▼

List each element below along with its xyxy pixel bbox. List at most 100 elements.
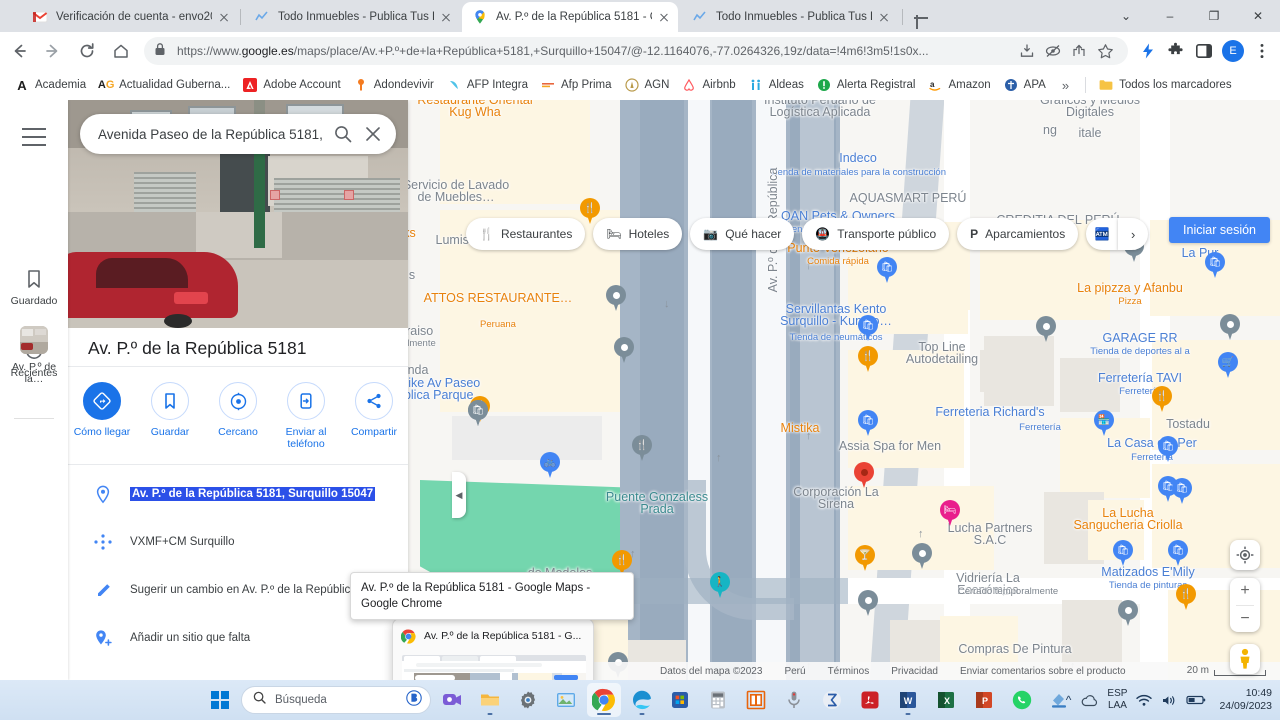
bookmark-adobe[interactable]: Adobe Account [236, 73, 346, 97]
map-pin-creditia[interactable] [1220, 314, 1240, 341]
language-indicator[interactable]: ESP LAA [1107, 688, 1127, 712]
back-button[interactable] [4, 36, 34, 66]
volume-icon[interactable] [1161, 694, 1177, 707]
footer-privacy[interactable]: Privacidad [891, 666, 938, 677]
info-row-add-business[interactable]: Añadir tu empresa [68, 662, 408, 680]
taskbar-item-word[interactable]: W [891, 683, 925, 717]
taskbar-item-math[interactable] [815, 683, 849, 717]
bookmark-agn[interactable]: AGN [618, 73, 676, 97]
map-pin-selected[interactable] [854, 462, 874, 489]
taskbar-item-edge[interactable] [625, 683, 659, 717]
footer-terms[interactable]: Términos [828, 666, 870, 677]
map-pin-ferreteria-blue[interactable]: 🛍 [1172, 478, 1192, 505]
search-input[interactable]: Avenida Paseo de la República 5181, [98, 127, 328, 142]
taskbar-item-whatsapp[interactable] [1005, 683, 1039, 717]
map-pin-hotel-pink[interactable]: 🛏 [940, 500, 960, 527]
install-icon[interactable] [1014, 38, 1040, 64]
map-pin-mistika[interactable]: 🍸 [855, 545, 875, 572]
bing-copilot-icon[interactable] [406, 689, 422, 711]
chip-hoteles[interactable]: 🛏 Hoteles [593, 218, 683, 250]
address-bar[interactable]: https://www.google.es/maps/place/Av.+P.º… [144, 37, 1128, 65]
sign-in-button[interactable]: Iniciar sesión [1169, 217, 1270, 243]
taskbar-clock[interactable]: 10:49 24/09/2023 [1215, 687, 1272, 713]
close-icon[interactable] [358, 119, 388, 149]
taskbar-item-acrobat[interactable] [853, 683, 887, 717]
action-enviar-al-telefono[interactable]: Enviar al teléfono [272, 382, 340, 450]
map-pin-corporacion-la-sirena[interactable] [858, 590, 878, 617]
taskbar-item-settings[interactable] [511, 683, 545, 717]
close-icon[interactable] [216, 9, 232, 25]
map-pin-la-pur[interactable]: 🛒 [1218, 352, 1238, 379]
bookmark-amazon[interactable]: a Amazon [921, 73, 996, 97]
chip-cajeros[interactable]: 🏧 [1086, 218, 1119, 250]
map-pin-servillantas[interactable]: 🛍 [858, 410, 878, 437]
taskbar-item-excel[interactable]: X [929, 683, 963, 717]
map-pin-citybike[interactable]: 🚲 [540, 452, 560, 479]
extension-lightning-icon[interactable] [1134, 36, 1162, 66]
browser-tab-3[interactable]: Av. P.º de la República 5181 - Go [462, 2, 678, 32]
chip-transporte-publico[interactable]: 🚇 Transporte público [802, 218, 950, 250]
action-como-llegar[interactable]: Cómo llegar [68, 382, 136, 450]
street-view-pegman-button[interactable] [1230, 644, 1260, 674]
map-pin-punto-venezolano[interactable]: 🍴 [858, 346, 878, 373]
map-pin-qan-pets[interactable]: 🛍 [858, 315, 878, 342]
map-pin-aquasmart[interactable] [1036, 316, 1056, 343]
chip-aparcamientos[interactable]: P Aparcamientos [957, 218, 1079, 250]
taskbar-window-preview[interactable]: Av. P.º de la República 5181 - G... [392, 618, 594, 680]
panel-collapse-button[interactable]: ◀ [452, 472, 466, 518]
minimize-button[interactable]: – [1148, 0, 1192, 32]
info-row-address[interactable]: Av. P.º de la República 5181, Surquillo … [68, 470, 408, 518]
close-window-button[interactable]: ✕ [1236, 0, 1280, 32]
taskbar-item-store[interactable] [663, 683, 697, 717]
bookmark-airbnb[interactable]: Airbnb [675, 73, 741, 97]
bookmark-star-icon[interactable] [1092, 38, 1118, 64]
chip-restaurantes[interactable]: 🍴 Restaurantes [466, 218, 586, 250]
action-cercano[interactable]: Cercano [204, 382, 272, 450]
taskbar-item-file-explorer[interactable] [473, 683, 507, 717]
zoom-out-button[interactable]: − [1230, 606, 1260, 633]
bookmark-afp-integra[interactable]: AFP Integra [440, 73, 534, 97]
taskbar-item-powerpoint[interactable]: P [967, 683, 1001, 717]
map-pin-grey-left[interactable]: 🛍 [468, 400, 488, 427]
map-pin-la-lucha[interactable]: 🍴 [1176, 584, 1196, 611]
rail-recent-thumbnail[interactable] [20, 326, 48, 354]
bookmark-aldeas[interactable]: Aldeas [742, 73, 810, 97]
side-panel-icon[interactable] [1190, 36, 1218, 66]
maximize-button[interactable]: ❐ [1192, 0, 1236, 32]
taskbar-item-calculator[interactable] [701, 683, 735, 717]
menu-icon[interactable] [22, 128, 46, 146]
tracking-blocked-icon[interactable] [1040, 38, 1066, 64]
onedrive-icon[interactable] [1080, 694, 1098, 707]
map-pin-puente-gonzales-prada[interactable]: 🚶 [710, 572, 730, 599]
taskbar-item-recorder[interactable] [777, 683, 811, 717]
map-pin-top-line[interactable]: 🏪 [1094, 410, 1114, 437]
battery-icon[interactable] [1186, 694, 1206, 706]
my-location-button[interactable] [1230, 540, 1260, 570]
map-pin-la-pipzza[interactable]: 🍴 [1152, 386, 1172, 413]
map-pin-lucha-partners[interactable] [1118, 600, 1138, 627]
bookmark-academia[interactable]: A Academia [8, 73, 92, 97]
taskbar-item-chrome[interactable] [587, 683, 621, 717]
browser-tab-4[interactable]: Todo Inmuebles - Publica Tus Pr [682, 2, 898, 32]
chips-next-button[interactable]: › [1118, 218, 1149, 250]
share-icon[interactable] [1066, 38, 1092, 64]
info-row-add-place[interactable]: Añadir un sitio que falta [68, 614, 408, 662]
close-icon[interactable] [656, 9, 672, 25]
map-pin-la-casa-del-per[interactable]: 🛍 [1168, 540, 1188, 567]
footer-feedback[interactable]: Enviar comentarios sobre el producto [960, 666, 1126, 677]
bookmarks-overflow-button[interactable]: » [1052, 73, 1079, 97]
close-icon[interactable] [438, 9, 454, 25]
zoom-in-button[interactable]: + [1230, 578, 1260, 605]
taskbar-item-app-orange[interactable] [739, 683, 773, 717]
action-compartir[interactable]: Compartir [340, 382, 408, 450]
bookmark-afp-prima[interactable]: Afp Prima [534, 73, 618, 97]
maps-search-box[interactable]: Avenida Paseo de la República 5181, [80, 114, 396, 154]
map-pin-store-top[interactable]: 🛍 [1205, 252, 1225, 279]
browser-tab-2[interactable]: Todo Inmuebles - Publica Tus Pr [244, 2, 460, 32]
start-button[interactable] [203, 683, 237, 717]
browser-tab-1[interactable]: Verificación de cuenta - envo2013( [22, 2, 238, 32]
tab-search-dropdown-button[interactable]: ⌄ [1104, 0, 1148, 32]
search-icon[interactable] [328, 119, 358, 149]
taskbar-search-box[interactable]: Búsqueda [241, 686, 431, 714]
action-guardar[interactable]: Guardar [136, 382, 204, 450]
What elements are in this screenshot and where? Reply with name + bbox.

▲

__What you have to do__: Format the lines between the line containing "bookmark-adobe[interactable]: Adobe Account" and the line containing "sign-in-button[interactable]: Iniciar sesión", inclusive, as a JSON list of strings with one string per line. Leave out any blank lines.

__Full answer__:
[
  "bookmark-adobe[interactable]: Adobe Account [236, 73, 346, 97]",
  "map-pin-creditia[interactable] [1220, 314, 1240, 341]",
  "language-indicator[interactable]: ESP LAA [1107, 688, 1127, 712]",
  "back-button[interactable] [4, 36, 34, 66]",
  "volume-icon[interactable] [1161, 694, 1177, 707]",
  "footer-privacy[interactable]: Privacidad [891, 666, 938, 677]",
  "info-row-add-business[interactable]: Añadir tu empresa [68, 662, 408, 680]",
  "taskbar-item-word[interactable]: W [891, 683, 925, 717]",
  "taskbar-item-math[interactable] [815, 683, 849, 717]",
  "bookmark-agn[interactable]: AGN [618, 73, 676, 97]",
  "map-pin-selected[interactable] [854, 462, 874, 489]",
  "taskbar-item-edge[interactable] [625, 683, 659, 717]",
  "footer-terms[interactable]: Términos [828, 666, 870, 677]",
  "map-pin-ferreteria-blue[interactable]: 🛍 [1172, 478, 1192, 505]",
  "search-input[interactable]: Avenida Paseo de la República 5181, [98, 127, 328, 142]",
  "taskbar-item-whatsapp[interactable] [1005, 683, 1039, 717]",
  "map-pin-hotel-pink[interactable]: 🛏 [940, 500, 960, 527]",
  "install-icon[interactable] [1014, 38, 1040, 64]",
  "map-pin-mistika[interactable]: 🍸 [855, 545, 875, 572]",
  "bing-copilot-icon[interactable] [406, 689, 422, 711]",
  "chip-hoteles[interactable]: 🛏 Hoteles [593, 218, 683, 250]",
  "address-bar[interactable]: https://www.google.es/maps/place/Av.+P.º… [144, 37, 1128, 65]",
  "sign-in-button[interactable]: Iniciar sesión [1169, 217, 1270, 243]"
]